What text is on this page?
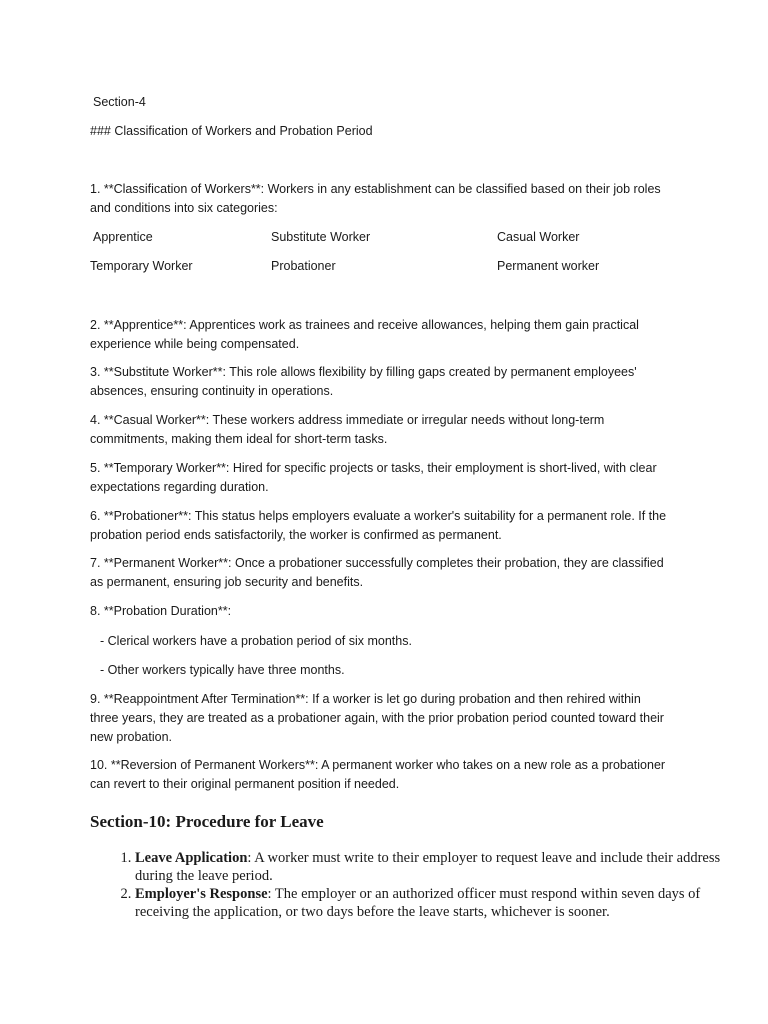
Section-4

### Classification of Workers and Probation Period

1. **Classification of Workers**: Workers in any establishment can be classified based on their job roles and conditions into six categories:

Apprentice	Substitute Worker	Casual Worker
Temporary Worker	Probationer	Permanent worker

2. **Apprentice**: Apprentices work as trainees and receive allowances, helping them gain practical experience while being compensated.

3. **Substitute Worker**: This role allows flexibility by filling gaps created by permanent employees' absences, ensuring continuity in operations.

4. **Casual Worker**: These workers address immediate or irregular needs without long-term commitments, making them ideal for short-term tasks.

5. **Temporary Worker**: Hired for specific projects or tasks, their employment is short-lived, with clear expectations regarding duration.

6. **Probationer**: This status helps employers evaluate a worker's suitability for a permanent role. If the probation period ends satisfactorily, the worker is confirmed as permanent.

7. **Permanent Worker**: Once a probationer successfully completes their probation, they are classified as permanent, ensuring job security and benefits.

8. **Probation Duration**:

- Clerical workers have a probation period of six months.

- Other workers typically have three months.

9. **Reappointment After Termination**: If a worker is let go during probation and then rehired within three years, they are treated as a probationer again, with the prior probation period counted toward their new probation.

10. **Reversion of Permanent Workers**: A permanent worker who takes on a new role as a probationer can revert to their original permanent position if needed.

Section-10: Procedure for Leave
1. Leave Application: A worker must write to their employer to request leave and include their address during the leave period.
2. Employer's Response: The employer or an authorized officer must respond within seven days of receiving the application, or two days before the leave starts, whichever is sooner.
::::
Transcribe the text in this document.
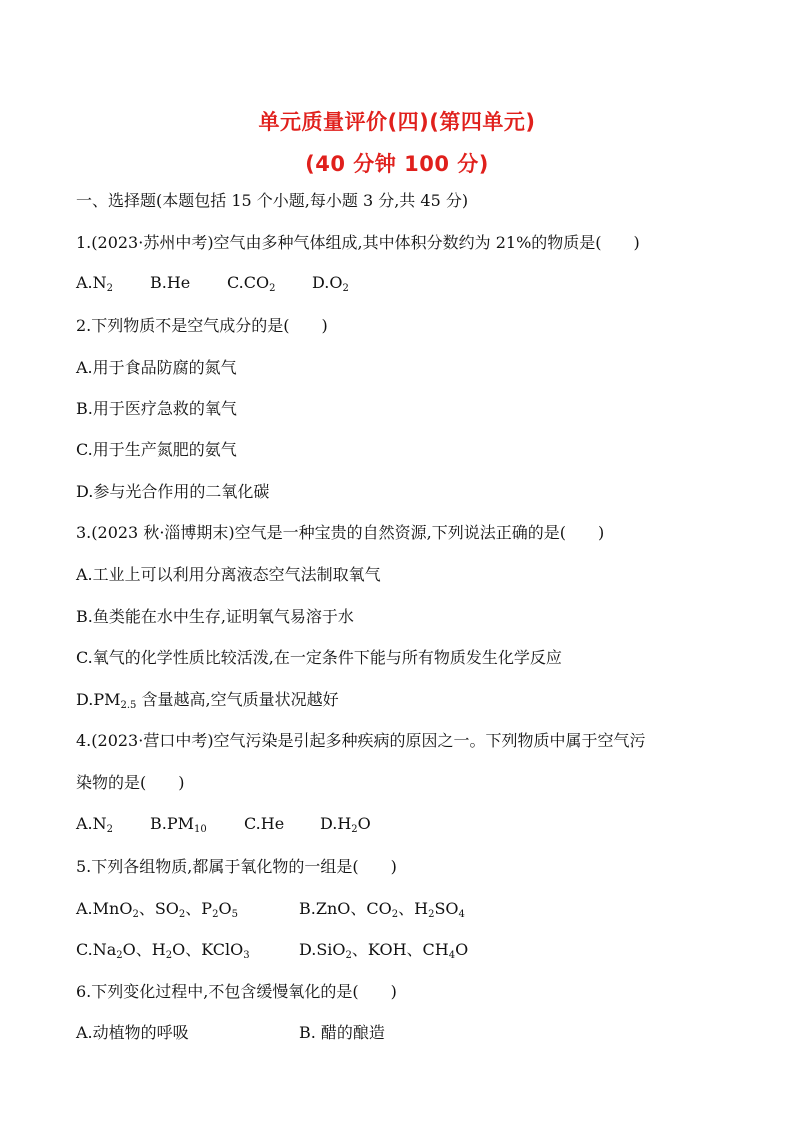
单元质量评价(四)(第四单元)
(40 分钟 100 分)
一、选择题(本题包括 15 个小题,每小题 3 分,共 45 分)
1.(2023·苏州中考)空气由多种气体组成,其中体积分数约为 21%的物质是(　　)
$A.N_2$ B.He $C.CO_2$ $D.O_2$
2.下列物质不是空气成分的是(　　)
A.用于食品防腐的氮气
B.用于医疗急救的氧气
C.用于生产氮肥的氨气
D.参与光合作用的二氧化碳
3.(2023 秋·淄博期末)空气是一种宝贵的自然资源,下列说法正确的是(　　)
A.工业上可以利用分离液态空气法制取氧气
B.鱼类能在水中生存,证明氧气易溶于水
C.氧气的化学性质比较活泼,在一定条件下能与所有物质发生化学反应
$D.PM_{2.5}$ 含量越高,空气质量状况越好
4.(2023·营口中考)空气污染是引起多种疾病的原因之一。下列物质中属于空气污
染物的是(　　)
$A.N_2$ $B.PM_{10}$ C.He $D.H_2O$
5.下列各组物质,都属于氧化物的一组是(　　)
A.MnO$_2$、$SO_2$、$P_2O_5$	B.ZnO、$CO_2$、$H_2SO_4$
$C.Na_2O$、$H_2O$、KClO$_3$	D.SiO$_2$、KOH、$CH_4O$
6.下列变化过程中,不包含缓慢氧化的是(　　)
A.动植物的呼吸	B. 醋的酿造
::::
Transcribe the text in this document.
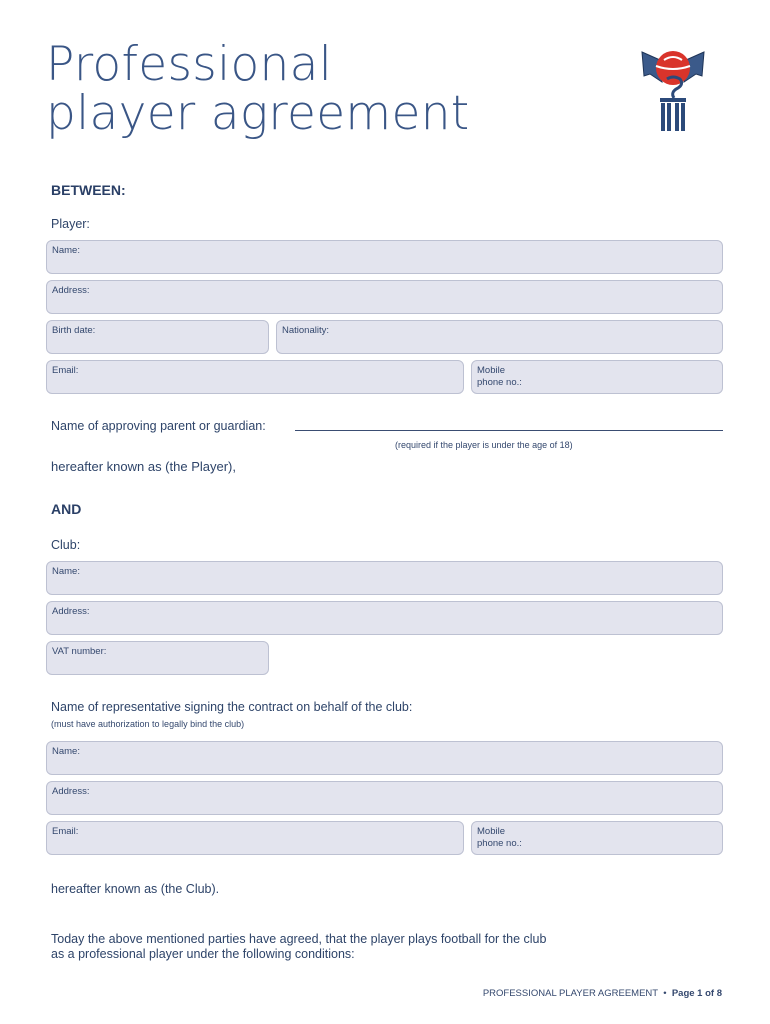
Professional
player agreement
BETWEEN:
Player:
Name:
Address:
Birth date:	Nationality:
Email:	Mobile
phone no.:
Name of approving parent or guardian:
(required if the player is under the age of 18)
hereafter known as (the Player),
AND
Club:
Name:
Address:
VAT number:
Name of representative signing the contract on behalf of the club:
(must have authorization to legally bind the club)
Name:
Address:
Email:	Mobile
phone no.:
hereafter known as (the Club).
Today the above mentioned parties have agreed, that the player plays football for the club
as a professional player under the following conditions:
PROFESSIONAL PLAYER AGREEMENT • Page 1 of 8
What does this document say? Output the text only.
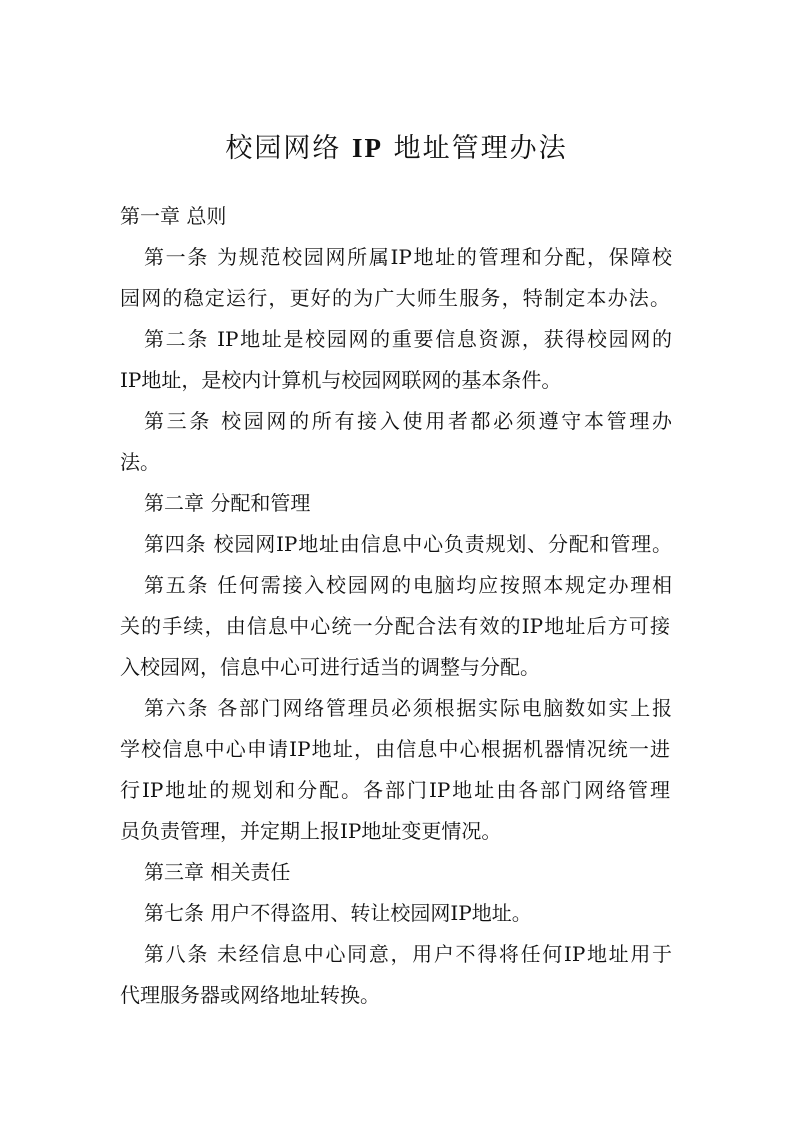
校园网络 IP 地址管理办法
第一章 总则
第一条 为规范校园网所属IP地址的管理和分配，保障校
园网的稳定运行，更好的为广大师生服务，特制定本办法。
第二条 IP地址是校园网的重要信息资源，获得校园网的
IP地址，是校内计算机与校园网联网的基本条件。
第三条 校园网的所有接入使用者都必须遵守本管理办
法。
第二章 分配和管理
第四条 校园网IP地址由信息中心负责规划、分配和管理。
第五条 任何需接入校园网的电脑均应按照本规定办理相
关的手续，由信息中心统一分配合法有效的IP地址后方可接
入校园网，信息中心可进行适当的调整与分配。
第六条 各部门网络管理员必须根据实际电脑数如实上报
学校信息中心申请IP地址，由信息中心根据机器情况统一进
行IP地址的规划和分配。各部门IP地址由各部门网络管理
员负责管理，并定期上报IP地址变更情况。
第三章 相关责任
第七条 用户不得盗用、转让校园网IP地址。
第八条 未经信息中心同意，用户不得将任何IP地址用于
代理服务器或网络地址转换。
::::
## [WRITTEN EXERCISE]
Select every line in the material above where the string "must" occurs, and copy it.

## [WRITTEN ANSWER]
1. Leave Application: A worker must write to their employer to request leave and include their address during the leave period.
2. Employer's Response: The employer or an authorized officer must respond within seven days of receiving the application, or two days before the leave starts, whichever is sooner.
(must have authorization to legally bind the club)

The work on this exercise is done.